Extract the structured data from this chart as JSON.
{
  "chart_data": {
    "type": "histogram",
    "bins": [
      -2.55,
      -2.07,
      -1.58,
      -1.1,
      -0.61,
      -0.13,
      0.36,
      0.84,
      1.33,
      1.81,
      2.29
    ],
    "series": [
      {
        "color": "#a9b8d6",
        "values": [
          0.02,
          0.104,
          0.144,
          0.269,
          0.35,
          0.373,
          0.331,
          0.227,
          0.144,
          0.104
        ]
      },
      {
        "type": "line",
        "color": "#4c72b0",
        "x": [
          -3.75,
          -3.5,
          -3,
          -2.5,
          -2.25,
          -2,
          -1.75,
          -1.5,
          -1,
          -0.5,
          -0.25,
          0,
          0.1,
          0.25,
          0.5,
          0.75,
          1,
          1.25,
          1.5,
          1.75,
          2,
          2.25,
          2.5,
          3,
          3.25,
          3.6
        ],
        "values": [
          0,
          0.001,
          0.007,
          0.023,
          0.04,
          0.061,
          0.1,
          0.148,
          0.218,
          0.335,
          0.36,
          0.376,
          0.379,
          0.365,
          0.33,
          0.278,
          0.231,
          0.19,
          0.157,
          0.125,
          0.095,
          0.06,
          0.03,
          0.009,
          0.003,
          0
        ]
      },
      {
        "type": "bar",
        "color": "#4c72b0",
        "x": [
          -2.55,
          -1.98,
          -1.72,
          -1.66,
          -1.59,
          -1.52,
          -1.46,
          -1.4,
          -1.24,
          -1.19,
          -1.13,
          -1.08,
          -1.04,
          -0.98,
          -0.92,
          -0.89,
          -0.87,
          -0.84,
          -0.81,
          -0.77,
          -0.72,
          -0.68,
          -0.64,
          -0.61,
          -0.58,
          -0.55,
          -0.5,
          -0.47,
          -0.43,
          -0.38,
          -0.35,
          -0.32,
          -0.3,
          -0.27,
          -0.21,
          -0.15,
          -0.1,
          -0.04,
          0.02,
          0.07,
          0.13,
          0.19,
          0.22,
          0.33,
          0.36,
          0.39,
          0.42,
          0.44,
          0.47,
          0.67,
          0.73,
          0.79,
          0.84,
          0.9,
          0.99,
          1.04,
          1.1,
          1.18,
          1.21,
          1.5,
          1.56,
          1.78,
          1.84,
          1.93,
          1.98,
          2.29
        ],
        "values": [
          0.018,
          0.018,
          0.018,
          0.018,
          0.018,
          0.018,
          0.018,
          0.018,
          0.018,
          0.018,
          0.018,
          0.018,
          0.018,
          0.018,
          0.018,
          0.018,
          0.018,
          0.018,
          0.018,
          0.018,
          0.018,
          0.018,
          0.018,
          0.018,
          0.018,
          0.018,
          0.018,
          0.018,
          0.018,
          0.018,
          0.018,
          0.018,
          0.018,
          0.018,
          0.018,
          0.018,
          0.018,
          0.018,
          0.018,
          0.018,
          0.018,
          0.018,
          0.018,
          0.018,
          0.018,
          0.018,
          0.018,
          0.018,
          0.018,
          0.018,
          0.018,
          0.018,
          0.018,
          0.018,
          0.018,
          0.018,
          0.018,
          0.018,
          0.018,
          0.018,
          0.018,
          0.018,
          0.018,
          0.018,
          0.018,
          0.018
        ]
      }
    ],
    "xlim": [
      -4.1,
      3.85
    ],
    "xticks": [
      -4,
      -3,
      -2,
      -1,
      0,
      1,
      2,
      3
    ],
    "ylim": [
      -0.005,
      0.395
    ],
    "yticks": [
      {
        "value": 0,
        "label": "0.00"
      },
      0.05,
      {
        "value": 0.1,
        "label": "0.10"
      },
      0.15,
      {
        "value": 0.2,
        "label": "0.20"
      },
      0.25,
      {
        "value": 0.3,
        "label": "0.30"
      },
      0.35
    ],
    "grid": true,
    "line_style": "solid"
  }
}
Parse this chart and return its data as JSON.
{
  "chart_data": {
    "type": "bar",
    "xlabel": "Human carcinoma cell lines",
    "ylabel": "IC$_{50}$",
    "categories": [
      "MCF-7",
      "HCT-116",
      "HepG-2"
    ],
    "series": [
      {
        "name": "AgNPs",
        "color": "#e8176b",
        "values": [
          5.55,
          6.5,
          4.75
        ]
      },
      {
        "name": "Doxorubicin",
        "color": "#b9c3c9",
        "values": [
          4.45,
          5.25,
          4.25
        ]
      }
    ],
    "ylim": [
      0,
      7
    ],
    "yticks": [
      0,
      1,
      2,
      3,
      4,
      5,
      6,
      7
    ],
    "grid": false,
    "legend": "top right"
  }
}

+-------+

• **THE PROBLEM**: Above are the records; retype every one exactly.

• **FULL OUTPUT**:
Extract the structured data from this chart as JSON.
{
  "chart_data": {
    "type": "histogram",
    "bins": [
      -2.55,
      -2.07,
      -1.58,
      -1.1,
      -0.61,
      -0.13,
      0.36,
      0.84,
      1.33,
      1.81,
      2.29
    ],
    "series": [
      {
        "color": "#a9b8d6",
        "values": [
          0.02,
          0.104,
          0.144,
          0.269,
          0.35,
          0.373,
          0.331,
          0.227,
          0.144,
          0.104
        ]
      },
      {
        "type": "line",
        "color": "#4c72b0",
        "x": [
          -3.75,
          -3.5,
          -3,
          -2.5,
          -2.25,
          -2,
          -1.75,
          -1.5,
          -1,
          -0.5,
          -0.25,
          0,
          0.1,
          0.25,
          0.5,
          0.75,
          1,
          1.25,
          1.5,
          1.75,
          2,
          2.25,
          2.5,
          3,
          3.25,
          3.6
        ],
        "values": [
          0,
          0.001,
          0.007,
          0.023,
          0.04,
          0.061,
          0.1,
          0.148,
          0.218,
          0.335,
          0.36,
          0.376,
          0.379,
          0.365,
          0.33,
          0.278,
          0.231,
          0.19,
          0.157,
          0.125,
          0.095,
          0.06,
          0.03,
          0.009,
          0.003,
          0
        ]
      },
      {
        "type": "bar",
        "color": "#4c72b0",
        "x": [
          -2.55,
          -1.98,
          -1.72,
          -1.66,
          -1.59,
          -1.52,
          -1.46,
          -1.4,
          -1.24,
          -1.19,
          -1.13,
          -1.08,
          -1.04,
          -0.98,
          -0.92,
          -0.89,
          -0.87,
          -0.84,
          -0.81,
          -0.77,
          -0.72,
          -0.68,
          -0.64,
          -0.61,
          -0.58,
          -0.55,
          -0.5,
          -0.47,
          -0.43,
          -0.38,
          -0.35,
          -0.32,
          -0.3,
          -0.27,
          -0.21,
          -0.15,
          -0.1,
          -0.04,
          0.02,
          0.07,
          0.13,
          0.19,
          0.22,
          0.33,
          0.36,
          0.39,
          0.42,
          0.44,
          0.47,
          0.67,
          0.73,
          0.79,
          0.84,
          0.9,
          0.99,
          1.04,
          1.1,
          1.18,
          1.21,
          1.5,
          1.56,
          1.78,
          1.84,
          1.93,
          1.98,
          2.29
        ],
        "values": [
          0.018,
          0.018,
          0.018,
          0.018,
          0.018,
          0.018,
          0.018,
          0.018,
          0.018,
          0.018,
          0.018,
          0.018,
          0.018,
          0.018,
          0.018,
          0.018,
          0.018,
          0.018,
          0.018,
          0.018,
          0.018,
          0.018,
          0.018,
          0.018,
          0.018,
          0.018,
          0.018,
          0.018,
          0.018,
          0.018,
          0.018,
          0.018,
          0.018,
          0.018,
          0.018,
          0.018,
          0.018,
          0.018,
          0.018,
          0.018,
          0.018,
          0.018,
          0.018,
          0.018,
          0.018,
          0.018,
          0.018,
          0.018,
          0.018,
          0.018,
          0.018,
          0.018,
          0.018,
          0.018,
          0.018,
          0.018,
          0.018,
          0.018,
          0.018,
          0.018,
          0.018,
          0.018,
          0.018,
          0.018,
          0.018,
          0.018
        ]
      }
    ],
    "xlim": [
      -4.1,
      3.85
    ],
    "xticks": [
      -4,
      -3,
      -2,
      -1,
      0,
      1,
      2,
      3
    ],
    "ylim": [
      -0.005,
      0.395
    ],
    "yticks": [
      {
        "value": 0,
        "label": "0.00"
      },
      0.05,
      {
        "value": 0.1,
        "label": "0.10"
      },
      0.15,
      {
        "value": 0.2,
        "label": "0.20"
      },
      0.25,
      {
        "value": 0.3,
        "label": "0.30"
      },
      0.35
    ],
    "grid": true,
    "line_style": "solid"
  }
}
Parse this chart and return its data as JSON.
{
  "chart_data": {
    "type": "bar",
    "xlabel": "Human carcinoma cell lines",
    "ylabel": "IC$_{50}$",
    "categories": [
      "MCF-7",
      "HCT-116",
      "HepG-2"
    ],
    "series": [
      {
        "name": "AgNPs",
        "color": "#e8176b",
        "values": [
          5.55,
          6.5,
          4.75
        ]
      },
      {
        "name": "Doxorubicin",
        "color": "#b9c3c9",
        "values": [
          4.45,
          5.25,
          4.25
        ]
      }
    ],
    "ylim": [
      0,
      7
    ],
    "yticks": [
      0,
      1,
      2,
      3,
      4,
      5,
      6,
      7
    ],
    "grid": false,
    "legend": "top right"
  }
}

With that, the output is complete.